> _What you have to do_: Your task is to copy each line that has the word "type".

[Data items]
::::::::

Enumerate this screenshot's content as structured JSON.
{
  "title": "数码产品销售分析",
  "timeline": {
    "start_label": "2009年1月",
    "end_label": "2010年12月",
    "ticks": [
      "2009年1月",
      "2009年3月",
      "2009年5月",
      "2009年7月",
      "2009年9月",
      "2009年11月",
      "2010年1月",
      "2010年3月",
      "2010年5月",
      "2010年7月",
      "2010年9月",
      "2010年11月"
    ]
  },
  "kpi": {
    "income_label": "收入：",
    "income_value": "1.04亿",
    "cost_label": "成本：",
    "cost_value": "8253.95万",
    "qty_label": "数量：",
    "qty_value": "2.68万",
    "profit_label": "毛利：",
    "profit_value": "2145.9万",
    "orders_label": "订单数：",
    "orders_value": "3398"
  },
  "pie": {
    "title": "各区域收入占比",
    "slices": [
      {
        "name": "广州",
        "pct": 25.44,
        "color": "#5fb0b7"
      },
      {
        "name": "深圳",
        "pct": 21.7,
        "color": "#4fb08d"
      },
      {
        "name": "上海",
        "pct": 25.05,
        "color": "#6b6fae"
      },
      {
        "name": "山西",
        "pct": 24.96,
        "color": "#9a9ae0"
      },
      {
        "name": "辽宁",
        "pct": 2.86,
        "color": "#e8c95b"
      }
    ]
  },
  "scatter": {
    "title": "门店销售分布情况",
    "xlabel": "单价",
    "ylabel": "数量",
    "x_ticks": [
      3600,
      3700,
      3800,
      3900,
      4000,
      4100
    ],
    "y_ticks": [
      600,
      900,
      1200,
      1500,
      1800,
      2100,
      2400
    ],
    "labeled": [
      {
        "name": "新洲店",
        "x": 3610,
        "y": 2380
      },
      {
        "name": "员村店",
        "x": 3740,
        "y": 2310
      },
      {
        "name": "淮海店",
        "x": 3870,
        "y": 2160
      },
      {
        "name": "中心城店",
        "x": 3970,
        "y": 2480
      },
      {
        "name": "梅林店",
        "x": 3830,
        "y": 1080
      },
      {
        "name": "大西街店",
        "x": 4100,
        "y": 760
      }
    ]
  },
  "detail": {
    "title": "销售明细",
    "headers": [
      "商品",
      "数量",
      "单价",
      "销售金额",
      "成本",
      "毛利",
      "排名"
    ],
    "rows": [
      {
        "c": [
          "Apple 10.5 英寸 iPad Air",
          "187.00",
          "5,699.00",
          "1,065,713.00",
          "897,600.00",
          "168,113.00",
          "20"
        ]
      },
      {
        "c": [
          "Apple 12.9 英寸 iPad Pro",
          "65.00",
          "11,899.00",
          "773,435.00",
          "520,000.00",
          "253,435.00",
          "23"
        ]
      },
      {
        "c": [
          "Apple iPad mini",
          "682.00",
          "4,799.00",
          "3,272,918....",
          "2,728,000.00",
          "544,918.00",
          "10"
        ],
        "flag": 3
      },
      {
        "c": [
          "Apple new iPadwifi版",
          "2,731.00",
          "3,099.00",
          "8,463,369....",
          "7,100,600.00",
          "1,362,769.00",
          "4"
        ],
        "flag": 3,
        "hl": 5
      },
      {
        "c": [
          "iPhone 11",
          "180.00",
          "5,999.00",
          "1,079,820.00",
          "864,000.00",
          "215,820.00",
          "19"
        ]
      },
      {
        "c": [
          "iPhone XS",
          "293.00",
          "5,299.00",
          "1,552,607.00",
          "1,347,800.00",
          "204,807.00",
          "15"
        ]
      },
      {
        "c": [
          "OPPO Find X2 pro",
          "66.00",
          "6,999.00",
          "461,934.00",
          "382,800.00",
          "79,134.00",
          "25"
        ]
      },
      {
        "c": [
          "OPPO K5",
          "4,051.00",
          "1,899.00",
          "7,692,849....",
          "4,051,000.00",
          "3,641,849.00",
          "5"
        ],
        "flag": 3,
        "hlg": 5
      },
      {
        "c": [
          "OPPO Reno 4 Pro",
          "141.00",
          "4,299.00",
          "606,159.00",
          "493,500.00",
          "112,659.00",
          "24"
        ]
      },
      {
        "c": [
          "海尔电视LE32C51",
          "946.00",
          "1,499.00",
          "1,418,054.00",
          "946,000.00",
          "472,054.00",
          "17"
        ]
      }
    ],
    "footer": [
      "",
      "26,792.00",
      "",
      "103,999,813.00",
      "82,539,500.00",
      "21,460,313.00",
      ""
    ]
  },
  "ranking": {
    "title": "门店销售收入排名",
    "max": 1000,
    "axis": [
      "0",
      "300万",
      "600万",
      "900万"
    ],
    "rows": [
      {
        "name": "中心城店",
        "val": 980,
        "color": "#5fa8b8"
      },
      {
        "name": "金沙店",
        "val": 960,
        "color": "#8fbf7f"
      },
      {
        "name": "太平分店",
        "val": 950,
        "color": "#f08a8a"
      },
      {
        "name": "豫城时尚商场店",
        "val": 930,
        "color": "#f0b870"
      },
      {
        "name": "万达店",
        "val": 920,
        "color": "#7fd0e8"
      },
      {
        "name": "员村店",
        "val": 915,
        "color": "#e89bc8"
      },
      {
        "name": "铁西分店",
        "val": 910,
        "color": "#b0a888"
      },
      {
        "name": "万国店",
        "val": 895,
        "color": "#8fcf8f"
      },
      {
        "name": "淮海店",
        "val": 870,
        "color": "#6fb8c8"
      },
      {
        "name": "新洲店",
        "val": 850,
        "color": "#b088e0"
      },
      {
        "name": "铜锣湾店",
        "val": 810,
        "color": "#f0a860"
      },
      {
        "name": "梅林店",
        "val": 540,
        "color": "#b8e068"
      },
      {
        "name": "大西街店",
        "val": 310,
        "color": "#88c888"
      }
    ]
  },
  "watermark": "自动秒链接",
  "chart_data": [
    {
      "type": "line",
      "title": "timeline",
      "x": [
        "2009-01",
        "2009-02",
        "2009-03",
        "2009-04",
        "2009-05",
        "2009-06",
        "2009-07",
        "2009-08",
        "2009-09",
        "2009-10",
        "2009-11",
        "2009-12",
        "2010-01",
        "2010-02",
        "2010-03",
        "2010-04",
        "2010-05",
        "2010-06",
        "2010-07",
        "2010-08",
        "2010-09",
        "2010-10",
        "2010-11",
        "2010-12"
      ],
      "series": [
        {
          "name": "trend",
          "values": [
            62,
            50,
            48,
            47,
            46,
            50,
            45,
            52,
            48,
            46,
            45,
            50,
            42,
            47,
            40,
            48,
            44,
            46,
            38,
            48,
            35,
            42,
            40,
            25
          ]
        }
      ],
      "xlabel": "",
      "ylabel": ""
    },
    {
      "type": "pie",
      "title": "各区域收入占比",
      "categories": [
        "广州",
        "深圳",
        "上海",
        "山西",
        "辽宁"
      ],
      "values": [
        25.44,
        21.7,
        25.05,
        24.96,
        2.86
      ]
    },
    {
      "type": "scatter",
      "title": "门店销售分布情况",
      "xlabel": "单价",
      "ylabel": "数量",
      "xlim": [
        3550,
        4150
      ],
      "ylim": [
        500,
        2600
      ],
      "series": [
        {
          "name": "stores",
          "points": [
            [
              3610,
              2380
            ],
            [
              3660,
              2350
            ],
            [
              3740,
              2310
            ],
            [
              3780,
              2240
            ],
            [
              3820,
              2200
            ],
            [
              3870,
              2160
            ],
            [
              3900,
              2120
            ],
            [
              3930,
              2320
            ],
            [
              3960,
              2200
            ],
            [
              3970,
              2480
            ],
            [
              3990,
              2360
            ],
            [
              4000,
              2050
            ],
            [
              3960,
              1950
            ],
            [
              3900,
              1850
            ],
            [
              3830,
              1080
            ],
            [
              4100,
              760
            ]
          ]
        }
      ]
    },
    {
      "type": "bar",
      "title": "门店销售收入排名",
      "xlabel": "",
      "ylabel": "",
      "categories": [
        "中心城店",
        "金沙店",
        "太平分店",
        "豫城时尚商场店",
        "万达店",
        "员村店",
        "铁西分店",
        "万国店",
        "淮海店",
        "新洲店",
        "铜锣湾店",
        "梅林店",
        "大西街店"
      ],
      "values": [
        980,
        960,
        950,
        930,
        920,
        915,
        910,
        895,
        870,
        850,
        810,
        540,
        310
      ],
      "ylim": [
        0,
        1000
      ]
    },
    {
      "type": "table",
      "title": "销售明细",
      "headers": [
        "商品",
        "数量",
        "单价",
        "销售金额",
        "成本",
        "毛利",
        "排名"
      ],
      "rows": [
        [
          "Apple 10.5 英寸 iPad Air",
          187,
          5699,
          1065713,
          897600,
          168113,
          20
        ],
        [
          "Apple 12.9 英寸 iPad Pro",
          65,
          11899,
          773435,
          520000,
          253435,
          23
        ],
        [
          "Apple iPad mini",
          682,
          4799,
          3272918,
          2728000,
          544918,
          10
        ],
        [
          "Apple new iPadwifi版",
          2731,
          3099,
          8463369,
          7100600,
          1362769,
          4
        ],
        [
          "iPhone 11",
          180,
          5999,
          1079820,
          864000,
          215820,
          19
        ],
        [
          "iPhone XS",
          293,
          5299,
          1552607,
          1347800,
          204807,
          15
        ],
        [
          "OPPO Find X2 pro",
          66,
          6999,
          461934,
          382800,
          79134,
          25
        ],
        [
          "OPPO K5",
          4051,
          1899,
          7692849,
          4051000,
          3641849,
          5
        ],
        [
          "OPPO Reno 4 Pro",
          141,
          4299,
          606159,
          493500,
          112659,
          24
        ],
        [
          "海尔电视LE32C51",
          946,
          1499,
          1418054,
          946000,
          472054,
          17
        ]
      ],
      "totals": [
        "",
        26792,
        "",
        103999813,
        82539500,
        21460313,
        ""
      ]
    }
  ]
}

::::::::

> _Full answer_:
      "type": "line",
      "type": "pie",
      "type": "scatter",
      "type": "bar",
      "type": "table",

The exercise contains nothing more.